▸ Records:
-- START --
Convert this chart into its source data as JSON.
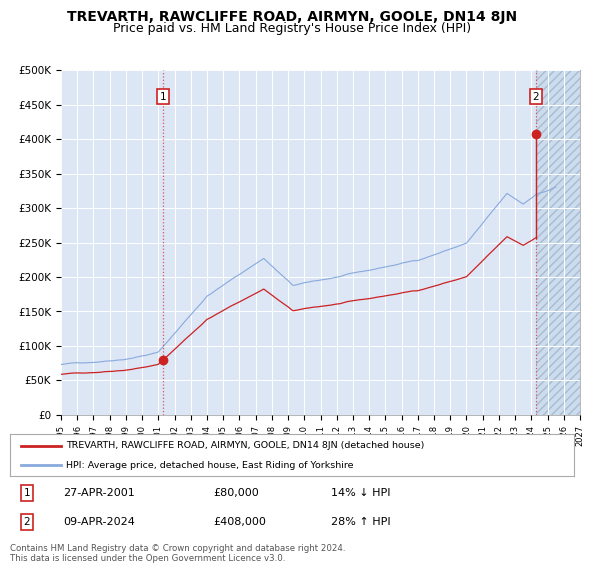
{
  "title": "TREVARTH, RAWCLIFFE ROAD, AIRMYN, GOOLE, DN14 8JN",
  "subtitle": "Price paid vs. HM Land Registry's House Price Index (HPI)",
  "ylim": [
    0,
    500000
  ],
  "yticks": [
    0,
    50000,
    100000,
    150000,
    200000,
    250000,
    300000,
    350000,
    400000,
    450000,
    500000
  ],
  "ytick_labels": [
    "£0",
    "£50K",
    "£100K",
    "£150K",
    "£200K",
    "£250K",
    "£300K",
    "£350K",
    "£400K",
    "£450K",
    "£500K"
  ],
  "plot_bg_color": "#dce6f5",
  "grid_color": "#ffffff",
  "title_fontsize": 10,
  "subtitle_fontsize": 9,
  "sale1_date": "27-APR-2001",
  "sale1_price": 80000,
  "sale1_year": 2001.31,
  "sale2_date": "09-APR-2024",
  "sale2_price": 408000,
  "sale2_year": 2024.27,
  "legend_label1": "TREVARTH, RAWCLIFFE ROAD, AIRMYN, GOOLE, DN14 8JN (detached house)",
  "legend_label2": "HPI: Average price, detached house, East Riding of Yorkshire",
  "footer": "Contains HM Land Registry data © Crown copyright and database right 2024.\nThis data is licensed under the Open Government Licence v3.0.",
  "line1_color": "#cc2222",
  "line2_color": "#88aadd",
  "sale1_pct": "14% ↓ HPI",
  "sale2_pct": "28% ↑ HPI"
}
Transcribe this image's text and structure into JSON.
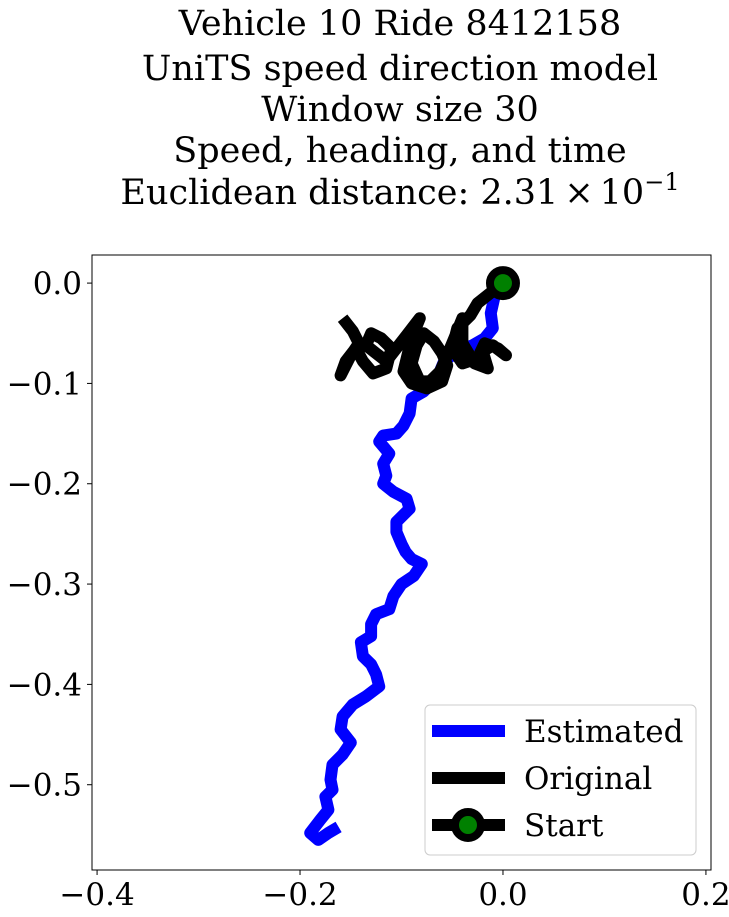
-- END --
▸ Directions: Copy every line from the entries that contains the word "TREVARTH".

▸ Finished answer:
  "title": "TREVARTH, RAWCLIFFE ROAD, AIRMYN, GOOLE, DN14 8JN",
  "legend_label1": "TREVARTH, RAWCLIFFE ROAD, AIRMYN, GOOLE, DN14 8JN (detached house)",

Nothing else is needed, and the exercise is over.